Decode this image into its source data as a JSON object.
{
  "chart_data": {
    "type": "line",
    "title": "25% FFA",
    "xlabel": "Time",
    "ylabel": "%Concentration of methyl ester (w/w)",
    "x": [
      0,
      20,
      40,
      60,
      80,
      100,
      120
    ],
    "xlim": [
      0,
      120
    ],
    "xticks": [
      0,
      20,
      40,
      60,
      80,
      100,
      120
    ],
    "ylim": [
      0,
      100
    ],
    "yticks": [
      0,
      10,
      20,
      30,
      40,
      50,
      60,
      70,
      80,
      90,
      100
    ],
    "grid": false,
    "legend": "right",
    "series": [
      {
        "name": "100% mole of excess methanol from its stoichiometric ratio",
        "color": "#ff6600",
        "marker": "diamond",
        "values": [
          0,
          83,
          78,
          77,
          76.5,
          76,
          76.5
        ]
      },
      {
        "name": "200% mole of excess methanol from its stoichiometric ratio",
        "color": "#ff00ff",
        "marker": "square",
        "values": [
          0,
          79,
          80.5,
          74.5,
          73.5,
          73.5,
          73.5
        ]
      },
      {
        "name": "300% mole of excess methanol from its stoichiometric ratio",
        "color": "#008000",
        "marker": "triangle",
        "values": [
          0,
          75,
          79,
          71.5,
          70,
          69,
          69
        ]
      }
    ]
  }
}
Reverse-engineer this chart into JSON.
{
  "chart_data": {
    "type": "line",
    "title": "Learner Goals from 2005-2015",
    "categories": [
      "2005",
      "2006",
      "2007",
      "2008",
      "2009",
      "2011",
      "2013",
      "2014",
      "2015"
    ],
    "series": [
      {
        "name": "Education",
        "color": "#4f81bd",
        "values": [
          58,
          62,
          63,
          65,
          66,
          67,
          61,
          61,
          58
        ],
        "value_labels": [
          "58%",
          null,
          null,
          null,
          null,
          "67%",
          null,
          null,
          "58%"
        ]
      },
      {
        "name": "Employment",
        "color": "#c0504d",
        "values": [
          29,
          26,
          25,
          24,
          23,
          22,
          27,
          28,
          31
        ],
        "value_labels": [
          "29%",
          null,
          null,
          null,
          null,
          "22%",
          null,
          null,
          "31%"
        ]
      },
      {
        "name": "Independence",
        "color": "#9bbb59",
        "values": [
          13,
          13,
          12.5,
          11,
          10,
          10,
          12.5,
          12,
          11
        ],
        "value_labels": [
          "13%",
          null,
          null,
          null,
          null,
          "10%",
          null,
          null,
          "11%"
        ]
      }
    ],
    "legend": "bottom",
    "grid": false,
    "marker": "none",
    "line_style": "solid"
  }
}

**PROMPT:**
Output the records exactly, including every line.

**EXERCISE ANSWER:**
Decode this image into its source data as a JSON object.
{
  "chart_data": {
    "type": "line",
    "title": "25% FFA",
    "xlabel": "Time",
    "ylabel": "%Concentration of methyl ester (w/w)",
    "x": [
      0,
      20,
      40,
      60,
      80,
      100,
      120
    ],
    "xlim": [
      0,
      120
    ],
    "xticks": [
      0,
      20,
      40,
      60,
      80,
      100,
      120
    ],
    "ylim": [
      0,
      100
    ],
    "yticks": [
      0,
      10,
      20,
      30,
      40,
      50,
      60,
      70,
      80,
      90,
      100
    ],
    "grid": false,
    "legend": "right",
    "series": [
      {
        "name": "100% mole of excess methanol from its stoichiometric ratio",
        "color": "#ff6600",
        "marker": "diamond",
        "values": [
          0,
          83,
          78,
          77,
          76.5,
          76,
          76.5
        ]
      },
      {
        "name": "200% mole of excess methanol from its stoichiometric ratio",
        "color": "#ff00ff",
        "marker": "square",
        "values": [
          0,
          79,
          80.5,
          74.5,
          73.5,
          73.5,
          73.5
        ]
      },
      {
        "name": "300% mole of excess methanol from its stoichiometric ratio",
        "color": "#008000",
        "marker": "triangle",
        "values": [
          0,
          75,
          79,
          71.5,
          70,
          69,
          69
        ]
      }
    ]
  }
}
Reverse-engineer this chart into JSON.
{
  "chart_data": {
    "type": "line",
    "title": "Learner Goals from 2005-2015",
    "categories": [
      "2005",
      "2006",
      "2007",
      "2008",
      "2009",
      "2011",
      "2013",
      "2014",
      "2015"
    ],
    "series": [
      {
        "name": "Education",
        "color": "#4f81bd",
        "values": [
          58,
          62,
          63,
          65,
          66,
          67,
          61,
          61,
          58
        ],
        "value_labels": [
          "58%",
          null,
          null,
          null,
          null,
          "67%",
          null,
          null,
          "58%"
        ]
      },
      {
        "name": "Employment",
        "color": "#c0504d",
        "values": [
          29,
          26,
          25,
          24,
          23,
          22,
          27,
          28,
          31
        ],
        "value_labels": [
          "29%",
          null,
          null,
          null,
          null,
          "22%",
          null,
          null,
          "31%"
        ]
      },
      {
        "name": "Independence",
        "color": "#9bbb59",
        "values": [
          13,
          13,
          12.5,
          11,
          10,
          10,
          12.5,
          12,
          11
        ],
        "value_labels": [
          "13%",
          null,
          null,
          null,
          null,
          "10%",
          null,
          null,
          "11%"
        ]
      }
    ],
    "legend": "bottom",
    "grid": false,
    "marker": "none",
    "line_style": "solid"
  }
}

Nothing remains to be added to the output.